■ REQUIRED WORK ■
Reproduce the entire listing word for word.

■ Stored data ■
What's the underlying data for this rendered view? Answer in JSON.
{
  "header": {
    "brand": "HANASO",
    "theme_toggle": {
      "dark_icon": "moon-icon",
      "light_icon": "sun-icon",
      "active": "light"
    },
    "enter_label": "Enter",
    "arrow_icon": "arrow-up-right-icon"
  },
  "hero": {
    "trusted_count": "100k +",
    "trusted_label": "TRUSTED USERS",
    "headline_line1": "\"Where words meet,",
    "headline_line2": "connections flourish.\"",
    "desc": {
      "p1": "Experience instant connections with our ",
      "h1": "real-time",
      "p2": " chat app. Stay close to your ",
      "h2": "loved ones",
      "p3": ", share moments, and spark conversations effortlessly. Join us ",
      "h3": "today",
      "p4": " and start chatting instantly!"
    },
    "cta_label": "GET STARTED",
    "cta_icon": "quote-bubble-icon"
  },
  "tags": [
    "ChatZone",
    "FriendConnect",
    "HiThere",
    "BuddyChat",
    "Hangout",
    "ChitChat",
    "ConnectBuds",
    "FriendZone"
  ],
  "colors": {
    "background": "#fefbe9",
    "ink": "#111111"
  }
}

■ RESULT OF THIS TASK ■
What's the underlying data for this rendered view? Answer in JSON.
{
  "header": {
    "brand": "HANASO",
    "theme_toggle": {
      "dark_icon": "moon-icon",
      "light_icon": "sun-icon",
      "active": "light"
    },
    "enter_label": "Enter",
    "arrow_icon": "arrow-up-right-icon"
  },
  "hero": {
    "trusted_count": "100k +",
    "trusted_label": "TRUSTED USERS",
    "headline_line1": "\"Where words meet,",
    "headline_line2": "connections flourish.\"",
    "desc": {
      "p1": "Experience instant connections with our ",
      "h1": "real-time",
      "p2": " chat app. Stay close to your ",
      "h2": "loved ones",
      "p3": ", share moments, and spark conversations effortlessly. Join us ",
      "h3": "today",
      "p4": " and start chatting instantly!"
    },
    "cta_label": "GET STARTED",
    "cta_icon": "quote-bubble-icon"
  },
  "tags": [
    "ChatZone",
    "FriendConnect",
    "HiThere",
    "BuddyChat",
    "Hangout",
    "ChitChat",
    "ConnectBuds",
    "FriendZone"
  ],
  "colors": {
    "background": "#fefbe9",
    "ink": "#111111"
  }
}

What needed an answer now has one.